Dataset content:

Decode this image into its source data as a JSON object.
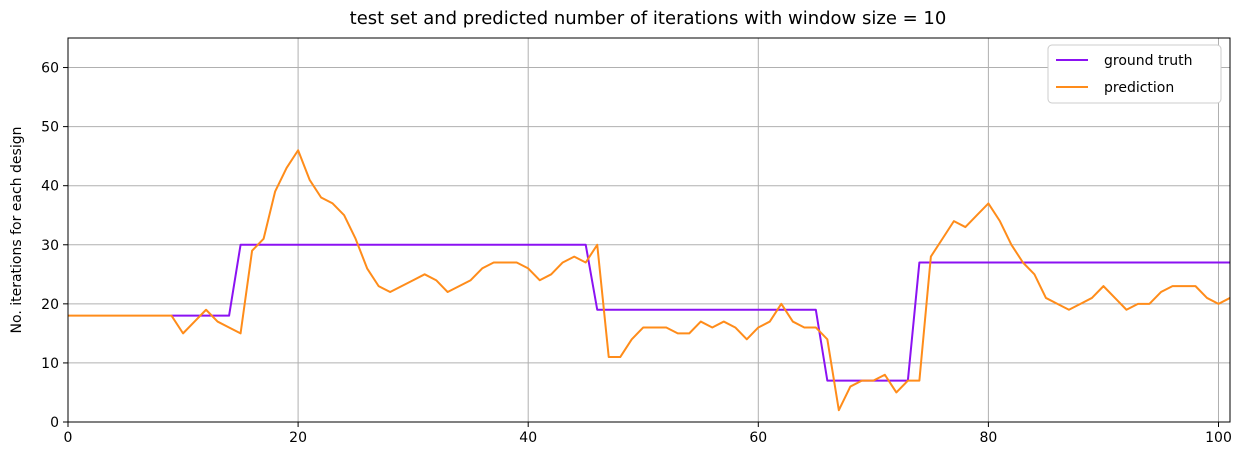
{
  "chart_data": {
    "type": "line",
    "title": "test set and predicted number of iterations with window size = 10",
    "xlabel": "",
    "ylabel": "No. iterations for each design",
    "xlim": [
      0,
      101
    ],
    "ylim": [
      0,
      65
    ],
    "xticks": [
      0,
      20,
      40,
      60,
      80,
      100
    ],
    "yticks": [
      0,
      10,
      20,
      30,
      40,
      50,
      60
    ],
    "grid": true,
    "legend_position": "top-right",
    "series": [
      {
        "name": "ground truth",
        "color": "#8b12f2",
        "x": [
          9,
          14,
          15,
          45,
          46,
          65,
          66,
          73,
          74,
          101
        ],
        "y": [
          18,
          18,
          30,
          30,
          19,
          19,
          7,
          7,
          27,
          27
        ]
      },
      {
        "name": "prediction",
        "color": "#ff8c1a",
        "x": [
          0,
          1,
          2,
          3,
          4,
          5,
          6,
          7,
          8,
          9,
          10,
          11,
          12,
          13,
          14,
          15,
          16,
          17,
          18,
          19,
          20,
          21,
          22,
          23,
          24,
          25,
          26,
          27,
          28,
          29,
          30,
          31,
          32,
          33,
          34,
          35,
          36,
          37,
          38,
          39,
          40,
          41,
          42,
          43,
          44,
          45,
          46,
          47,
          48,
          49,
          50,
          51,
          52,
          53,
          54,
          55,
          56,
          57,
          58,
          59,
          60,
          61,
          62,
          63,
          64,
          65,
          66,
          67,
          68,
          69,
          70,
          71,
          72,
          73,
          74,
          75,
          76,
          77,
          78,
          79,
          80,
          81,
          82,
          83,
          84,
          85,
          86,
          87,
          88,
          89,
          90,
          91,
          92,
          93,
          94,
          95,
          96,
          97,
          98,
          99,
          100,
          101
        ],
        "y": [
          18,
          18,
          18,
          18,
          18,
          18,
          18,
          18,
          18,
          18,
          15,
          17,
          19,
          17,
          16,
          15,
          29,
          31,
          39,
          43,
          46,
          41,
          38,
          37,
          35,
          31,
          26,
          23,
          22,
          23,
          24,
          25,
          24,
          22,
          23,
          24,
          26,
          27,
          27,
          27,
          26,
          24,
          25,
          27,
          28,
          27,
          30,
          11,
          11,
          14,
          16,
          16,
          16,
          15,
          15,
          17,
          16,
          17,
          16,
          14,
          16,
          17,
          20,
          17,
          16,
          16,
          14,
          2,
          6,
          7,
          7,
          8,
          5,
          7,
          7,
          28,
          31,
          34,
          33,
          35,
          37,
          34,
          30,
          27,
          25,
          21,
          20,
          19,
          20,
          21,
          23,
          21,
          19,
          20,
          20,
          22,
          23,
          23,
          23,
          21,
          20,
          21
        ]
      }
    ]
  }
}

Task objective:
Write out the entries again, exactly as given, skipping any images.

Written response:
Decode this image into its source data as a JSON object.
{
  "chart_data": {
    "type": "line",
    "title": "test set and predicted number of iterations with window size = 10",
    "xlabel": "",
    "ylabel": "No. iterations for each design",
    "xlim": [
      0,
      101
    ],
    "ylim": [
      0,
      65
    ],
    "xticks": [
      0,
      20,
      40,
      60,
      80,
      100
    ],
    "yticks": [
      0,
      10,
      20,
      30,
      40,
      50,
      60
    ],
    "grid": true,
    "legend_position": "top-right",
    "series": [
      {
        "name": "ground truth",
        "color": "#8b12f2",
        "x": [
          9,
          14,
          15,
          45,
          46,
          65,
          66,
          73,
          74,
          101
        ],
        "y": [
          18,
          18,
          30,
          30,
          19,
          19,
          7,
          7,
          27,
          27
        ]
      },
      {
        "name": "prediction",
        "color": "#ff8c1a",
        "x": [
          0,
          1,
          2,
          3,
          4,
          5,
          6,
          7,
          8,
          9,
          10,
          11,
          12,
          13,
          14,
          15,
          16,
          17,
          18,
          19,
          20,
          21,
          22,
          23,
          24,
          25,
          26,
          27,
          28,
          29,
          30,
          31,
          32,
          33,
          34,
          35,
          36,
          37,
          38,
          39,
          40,
          41,
          42,
          43,
          44,
          45,
          46,
          47,
          48,
          49,
          50,
          51,
          52,
          53,
          54,
          55,
          56,
          57,
          58,
          59,
          60,
          61,
          62,
          63,
          64,
          65,
          66,
          67,
          68,
          69,
          70,
          71,
          72,
          73,
          74,
          75,
          76,
          77,
          78,
          79,
          80,
          81,
          82,
          83,
          84,
          85,
          86,
          87,
          88,
          89,
          90,
          91,
          92,
          93,
          94,
          95,
          96,
          97,
          98,
          99,
          100,
          101
        ],
        "y": [
          18,
          18,
          18,
          18,
          18,
          18,
          18,
          18,
          18,
          18,
          15,
          17,
          19,
          17,
          16,
          15,
          29,
          31,
          39,
          43,
          46,
          41,
          38,
          37,
          35,
          31,
          26,
          23,
          22,
          23,
          24,
          25,
          24,
          22,
          23,
          24,
          26,
          27,
          27,
          27,
          26,
          24,
          25,
          27,
          28,
          27,
          30,
          11,
          11,
          14,
          16,
          16,
          16,
          15,
          15,
          17,
          16,
          17,
          16,
          14,
          16,
          17,
          20,
          17,
          16,
          16,
          14,
          2,
          6,
          7,
          7,
          8,
          5,
          7,
          7,
          28,
          31,
          34,
          33,
          35,
          37,
          34,
          30,
          27,
          25,
          21,
          20,
          19,
          20,
          21,
          23,
          21,
          19,
          20,
          20,
          22,
          23,
          23,
          23,
          21,
          20,
          21
        ]
      }
    ]
  }
}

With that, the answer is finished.